[START Input material]

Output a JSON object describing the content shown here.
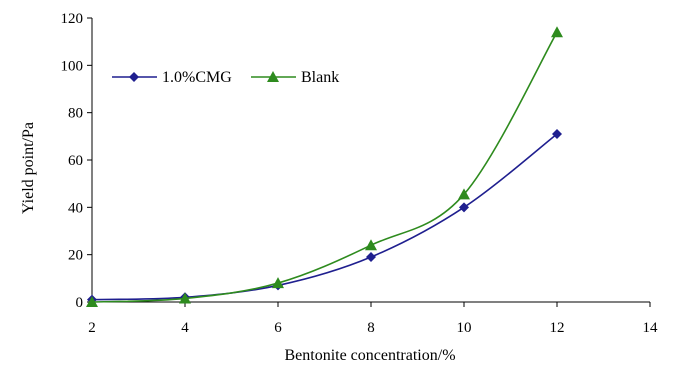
{
  "chart_data": {
    "type": "line",
    "title": "",
    "xlabel": "Bentonite concentration/%",
    "ylabel": "Yield point/Pa",
    "xlim": [
      2,
      14
    ],
    "ylim": [
      0,
      120
    ],
    "xticks": [
      "2",
      "4",
      "6",
      "8",
      "10",
      "12",
      "14"
    ],
    "yticks": [
      "0",
      "20",
      "40",
      "60",
      "80",
      "100",
      "120"
    ],
    "x": [
      2,
      4,
      6,
      8,
      10,
      12
    ],
    "series": [
      {
        "name": "1.0%CMG",
        "values": [
          1,
          2,
          7,
          19,
          40,
          71
        ],
        "color": "#1f1f8f",
        "marker": "diamond"
      },
      {
        "name": "Blank",
        "values": [
          0,
          1.5,
          8,
          24,
          45.5,
          114
        ],
        "color": "#2e8b1e",
        "marker": "triangle"
      }
    ],
    "grid": false,
    "legend_position": "top-left"
  }
}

[END Input material]

# Task instructions:
Repeat the material verbatim. Do not carry over any picture.

# Exercise answer:
Output a JSON object describing the content shown here.
{
  "chart_data": {
    "type": "line",
    "title": "",
    "xlabel": "Bentonite concentration/%",
    "ylabel": "Yield point/Pa",
    "xlim": [
      2,
      14
    ],
    "ylim": [
      0,
      120
    ],
    "xticks": [
      "2",
      "4",
      "6",
      "8",
      "10",
      "12",
      "14"
    ],
    "yticks": [
      "0",
      "20",
      "40",
      "60",
      "80",
      "100",
      "120"
    ],
    "x": [
      2,
      4,
      6,
      8,
      10,
      12
    ],
    "series": [
      {
        "name": "1.0%CMG",
        "values": [
          1,
          2,
          7,
          19,
          40,
          71
        ],
        "color": "#1f1f8f",
        "marker": "diamond"
      },
      {
        "name": "Blank",
        "values": [
          0,
          1.5,
          8,
          24,
          45.5,
          114
        ],
        "color": "#2e8b1e",
        "marker": "triangle"
      }
    ],
    "grid": false,
    "legend_position": "top-left"
  }
}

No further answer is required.